MATERIAL FOR THIS EXERCISE:
## Begin

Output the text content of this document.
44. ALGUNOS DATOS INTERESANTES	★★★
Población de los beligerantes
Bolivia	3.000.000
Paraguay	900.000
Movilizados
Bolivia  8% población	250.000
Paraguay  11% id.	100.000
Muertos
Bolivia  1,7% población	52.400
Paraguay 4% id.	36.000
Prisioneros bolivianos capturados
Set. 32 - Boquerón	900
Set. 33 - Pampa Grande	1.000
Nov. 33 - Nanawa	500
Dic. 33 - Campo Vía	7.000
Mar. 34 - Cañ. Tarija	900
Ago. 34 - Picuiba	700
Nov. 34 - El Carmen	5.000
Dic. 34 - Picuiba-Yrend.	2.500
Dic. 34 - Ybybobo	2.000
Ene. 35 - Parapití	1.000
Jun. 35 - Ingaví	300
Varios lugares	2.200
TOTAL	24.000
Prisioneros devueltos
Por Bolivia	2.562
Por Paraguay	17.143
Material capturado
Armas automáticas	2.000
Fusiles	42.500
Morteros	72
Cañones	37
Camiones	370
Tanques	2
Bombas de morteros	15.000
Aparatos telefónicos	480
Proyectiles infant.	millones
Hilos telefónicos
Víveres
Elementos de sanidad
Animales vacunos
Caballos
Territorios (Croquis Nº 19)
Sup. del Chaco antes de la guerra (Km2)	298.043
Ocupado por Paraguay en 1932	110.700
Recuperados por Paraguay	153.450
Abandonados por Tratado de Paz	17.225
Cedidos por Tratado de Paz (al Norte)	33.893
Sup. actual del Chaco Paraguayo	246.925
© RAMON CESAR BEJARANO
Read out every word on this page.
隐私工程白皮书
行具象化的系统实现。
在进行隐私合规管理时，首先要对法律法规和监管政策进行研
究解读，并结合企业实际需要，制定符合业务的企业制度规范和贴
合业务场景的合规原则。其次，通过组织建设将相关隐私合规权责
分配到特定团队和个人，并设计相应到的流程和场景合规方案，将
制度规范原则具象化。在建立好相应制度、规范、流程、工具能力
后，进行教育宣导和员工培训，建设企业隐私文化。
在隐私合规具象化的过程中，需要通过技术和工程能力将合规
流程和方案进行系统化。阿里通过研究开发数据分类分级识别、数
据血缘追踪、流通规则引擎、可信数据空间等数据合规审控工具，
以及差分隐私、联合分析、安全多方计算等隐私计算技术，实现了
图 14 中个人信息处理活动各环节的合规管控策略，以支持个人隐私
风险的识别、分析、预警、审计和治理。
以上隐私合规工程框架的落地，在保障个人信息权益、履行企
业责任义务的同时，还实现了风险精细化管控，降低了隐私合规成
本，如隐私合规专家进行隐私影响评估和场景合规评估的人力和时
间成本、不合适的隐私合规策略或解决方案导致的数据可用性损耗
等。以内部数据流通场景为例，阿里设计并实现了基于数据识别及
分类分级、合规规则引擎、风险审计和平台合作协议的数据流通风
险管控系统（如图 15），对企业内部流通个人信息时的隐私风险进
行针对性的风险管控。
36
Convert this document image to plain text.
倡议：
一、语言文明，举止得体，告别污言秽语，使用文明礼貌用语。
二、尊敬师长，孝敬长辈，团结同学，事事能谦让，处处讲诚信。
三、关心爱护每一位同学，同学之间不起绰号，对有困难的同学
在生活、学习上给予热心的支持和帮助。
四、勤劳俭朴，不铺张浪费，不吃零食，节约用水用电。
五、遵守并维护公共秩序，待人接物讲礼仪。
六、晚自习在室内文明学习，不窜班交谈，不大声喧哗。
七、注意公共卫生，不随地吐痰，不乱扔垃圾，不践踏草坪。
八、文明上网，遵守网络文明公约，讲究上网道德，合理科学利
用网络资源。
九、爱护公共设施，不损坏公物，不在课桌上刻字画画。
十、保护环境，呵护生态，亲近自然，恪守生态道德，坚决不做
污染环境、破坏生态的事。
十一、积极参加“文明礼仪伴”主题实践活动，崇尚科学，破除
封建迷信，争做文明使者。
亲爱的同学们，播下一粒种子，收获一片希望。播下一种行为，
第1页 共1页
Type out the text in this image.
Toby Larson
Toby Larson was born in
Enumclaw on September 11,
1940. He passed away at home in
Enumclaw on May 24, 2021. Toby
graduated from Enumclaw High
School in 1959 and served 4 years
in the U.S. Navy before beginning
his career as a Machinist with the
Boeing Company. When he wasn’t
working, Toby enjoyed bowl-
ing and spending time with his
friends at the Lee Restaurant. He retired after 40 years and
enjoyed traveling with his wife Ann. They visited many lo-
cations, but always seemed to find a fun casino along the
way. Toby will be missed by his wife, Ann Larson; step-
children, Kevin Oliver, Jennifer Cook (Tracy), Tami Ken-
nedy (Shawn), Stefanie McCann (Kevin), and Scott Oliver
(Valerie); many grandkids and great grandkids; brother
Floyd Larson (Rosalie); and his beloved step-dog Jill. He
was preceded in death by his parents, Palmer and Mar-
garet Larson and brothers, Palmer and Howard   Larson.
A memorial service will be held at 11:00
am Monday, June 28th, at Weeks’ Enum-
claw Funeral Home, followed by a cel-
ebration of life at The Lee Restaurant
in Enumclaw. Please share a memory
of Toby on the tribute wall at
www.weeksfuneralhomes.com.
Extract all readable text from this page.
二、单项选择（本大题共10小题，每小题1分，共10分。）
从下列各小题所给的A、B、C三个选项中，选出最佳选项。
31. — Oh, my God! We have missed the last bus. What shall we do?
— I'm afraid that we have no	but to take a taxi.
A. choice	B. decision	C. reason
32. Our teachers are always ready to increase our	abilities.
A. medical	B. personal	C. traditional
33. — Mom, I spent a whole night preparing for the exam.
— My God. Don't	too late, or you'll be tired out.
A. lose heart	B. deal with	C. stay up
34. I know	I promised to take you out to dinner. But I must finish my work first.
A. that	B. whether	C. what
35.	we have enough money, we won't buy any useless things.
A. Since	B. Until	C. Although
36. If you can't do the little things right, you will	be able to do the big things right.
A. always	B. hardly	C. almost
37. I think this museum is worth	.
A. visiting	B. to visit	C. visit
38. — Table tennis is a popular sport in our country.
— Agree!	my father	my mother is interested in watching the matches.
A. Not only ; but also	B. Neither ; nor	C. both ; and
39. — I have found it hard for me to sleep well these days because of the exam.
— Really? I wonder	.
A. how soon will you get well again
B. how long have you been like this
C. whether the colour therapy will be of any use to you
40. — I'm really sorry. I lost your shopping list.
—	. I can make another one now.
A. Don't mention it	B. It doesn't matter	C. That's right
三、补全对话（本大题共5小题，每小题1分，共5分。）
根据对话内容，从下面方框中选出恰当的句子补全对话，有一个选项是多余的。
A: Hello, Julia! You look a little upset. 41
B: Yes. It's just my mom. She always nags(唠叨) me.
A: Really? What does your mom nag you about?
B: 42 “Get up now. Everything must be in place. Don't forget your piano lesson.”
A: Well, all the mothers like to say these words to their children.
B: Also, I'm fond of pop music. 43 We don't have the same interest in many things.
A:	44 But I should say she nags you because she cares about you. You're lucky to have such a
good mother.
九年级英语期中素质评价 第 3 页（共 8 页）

## End

CHALLENGE: Copy each record from above without leaving any out.

FINISHED EXERCISE:
Output the text content of this document.
44. ALGUNOS DATOS INTERESANTES	★★★
Población de los beligerantes
Bolivia	3.000.000
Paraguay	900.000
Movilizados
Bolivia  8% población	250.000
Paraguay  11% id.	100.000
Muertos
Bolivia  1,7% población	52.400
Paraguay 4% id.	36.000
Prisioneros bolivianos capturados
Set. 32 - Boquerón	900
Set. 33 - Pampa Grande	1.000
Nov. 33 - Nanawa	500
Dic. 33 - Campo Vía	7.000
Mar. 34 - Cañ. Tarija	900
Ago. 34 - Picuiba	700
Nov. 34 - El Carmen	5.000
Dic. 34 - Picuiba-Yrend.	2.500
Dic. 34 - Ybybobo	2.000
Ene. 35 - Parapití	1.000
Jun. 35 - Ingaví	300
Varios lugares	2.200
TOTAL	24.000
Prisioneros devueltos
Por Bolivia	2.562
Por Paraguay	17.143
Material capturado
Armas automáticas	2.000
Fusiles	42.500
Morteros	72
Cañones	37
Camiones	370
Tanques	2
Bombas de morteros	15.000
Aparatos telefónicos	480
Proyectiles infant.	millones
Hilos telefónicos
Víveres
Elementos de sanidad
Animales vacunos
Caballos
Territorios (Croquis Nº 19)
Sup. del Chaco antes de la guerra (Km2)	298.043
Ocupado por Paraguay en 1932	110.700
Recuperados por Paraguay	153.450
Abandonados por Tratado de Paz	17.225
Cedidos por Tratado de Paz (al Norte)	33.893
Sup. actual del Chaco Paraguayo	246.925
© RAMON CESAR BEJARANO
Read out every word on this page.
隐私工程白皮书
行具象化的系统实现。
在进行隐私合规管理时，首先要对法律法规和监管政策进行研
究解读，并结合企业实际需要，制定符合业务的企业制度规范和贴
合业务场景的合规原则。其次，通过组织建设将相关隐私合规权责
分配到特定团队和个人，并设计相应到的流程和场景合规方案，将
制度规范原则具象化。在建立好相应制度、规范、流程、工具能力
后，进行教育宣导和员工培训，建设企业隐私文化。
在隐私合规具象化的过程中，需要通过技术和工程能力将合规
流程和方案进行系统化。阿里通过研究开发数据分类分级识别、数
据血缘追踪、流通规则引擎、可信数据空间等数据合规审控工具，
以及差分隐私、联合分析、安全多方计算等隐私计算技术，实现了
图 14 中个人信息处理活动各环节的合规管控策略，以支持个人隐私
风险的识别、分析、预警、审计和治理。
以上隐私合规工程框架的落地，在保障个人信息权益、履行企
业责任义务的同时，还实现了风险精细化管控，降低了隐私合规成
本，如隐私合规专家进行隐私影响评估和场景合规评估的人力和时
间成本、不合适的隐私合规策略或解决方案导致的数据可用性损耗
等。以内部数据流通场景为例，阿里设计并实现了基于数据识别及
分类分级、合规规则引擎、风险审计和平台合作协议的数据流通风
险管控系统（如图 15），对企业内部流通个人信息时的隐私风险进
行针对性的风险管控。
36
Convert this document image to plain text.
倡议：
一、语言文明，举止得体，告别污言秽语，使用文明礼貌用语。
二、尊敬师长，孝敬长辈，团结同学，事事能谦让，处处讲诚信。
三、关心爱护每一位同学，同学之间不起绰号，对有困难的同学
在生活、学习上给予热心的支持和帮助。
四、勤劳俭朴，不铺张浪费，不吃零食，节约用水用电。
五、遵守并维护公共秩序，待人接物讲礼仪。
六、晚自习在室内文明学习，不窜班交谈，不大声喧哗。
七、注意公共卫生，不随地吐痰，不乱扔垃圾，不践踏草坪。
八、文明上网，遵守网络文明公约，讲究上网道德，合理科学利
用网络资源。
九、爱护公共设施，不损坏公物，不在课桌上刻字画画。
十、保护环境，呵护生态，亲近自然，恪守生态道德，坚决不做
污染环境、破坏生态的事。
十一、积极参加“文明礼仪伴”主题实践活动，崇尚科学，破除
封建迷信，争做文明使者。
亲爱的同学们，播下一粒种子，收获一片希望。播下一种行为，
第1页 共1页
Type out the text in this image.
Toby Larson
Toby Larson was born in
Enumclaw on September 11,
1940. He passed away at home in
Enumclaw on May 24, 2021. Toby
graduated from Enumclaw High
School in 1959 and served 4 years
in the U.S. Navy before beginning
his career as a Machinist with the
Boeing Company. When he wasn’t
working, Toby enjoyed bowl-
ing and spending time with his
friends at the Lee Restaurant. He retired after 40 years and
enjoyed traveling with his wife Ann. They visited many lo-
cations, but always seemed to find a fun casino along the
way. Toby will be missed by his wife, Ann Larson; step-
children, Kevin Oliver, Jennifer Cook (Tracy), Tami Ken-
nedy (Shawn), Stefanie McCann (Kevin), and Scott Oliver
(Valerie); many grandkids and great grandkids; brother
Floyd Larson (Rosalie); and his beloved step-dog Jill. He
was preceded in death by his parents, Palmer and Mar-
garet Larson and brothers, Palmer and Howard   Larson.
A memorial service will be held at 11:00
am Monday, June 28th, at Weeks’ Enum-
claw Funeral Home, followed by a cel-
ebration of life at The Lee Restaurant
in Enumclaw. Please share a memory
of Toby on the tribute wall at
www.weeksfuneralhomes.com.
Extract all readable text from this page.
二、单项选择（本大题共10小题，每小题1分，共10分。）
从下列各小题所给的A、B、C三个选项中，选出最佳选项。
31. — Oh, my God! We have missed the last bus. What shall we do?
— I'm afraid that we have no	but to take a taxi.
A. choice	B. decision	C. reason
32. Our teachers are always ready to increase our	abilities.
A. medical	B. personal	C. traditional
33. — Mom, I spent a whole night preparing for the exam.
— My God. Don't	too late, or you'll be tired out.
A. lose heart	B. deal with	C. stay up
34. I know	I promised to take you out to dinner. But I must finish my work first.
A. that	B. whether	C. what
35.	we have enough money, we won't buy any useless things.
A. Since	B. Until	C. Although
36. If you can't do the little things right, you will	be able to do the big things right.
A. always	B. hardly	C. almost
37. I think this museum is worth	.
A. visiting	B. to visit	C. visit
38. — Table tennis is a popular sport in our country.
— Agree!	my father	my mother is interested in watching the matches.
A. Not only ; but also	B. Neither ; nor	C. both ; and
39. — I have found it hard for me to sleep well these days because of the exam.
— Really? I wonder	.
A. how soon will you get well again
B. how long have you been like this
C. whether the colour therapy will be of any use to you
40. — I'm really sorry. I lost your shopping list.
—	. I can make another one now.
A. Don't mention it	B. It doesn't matter	C. That's right
三、补全对话（本大题共5小题，每小题1分，共5分。）
根据对话内容，从下面方框中选出恰当的句子补全对话，有一个选项是多余的。
A: Hello, Julia! You look a little upset. 41
B: Yes. It's just my mom. She always nags(唠叨) me.
A: Really? What does your mom nag you about?
B: 42 “Get up now. Everything must be in place. Don't forget your piano lesson.”
A: Well, all the mothers like to say these words to their children.
B: Also, I'm fond of pop music. 43 We don't have the same interest in many things.
A:	44 But I should say she nags you because she cares about you. You're lucky to have such a
good mother.
九年级英语期中素质评价 第 3 页（共 8 页）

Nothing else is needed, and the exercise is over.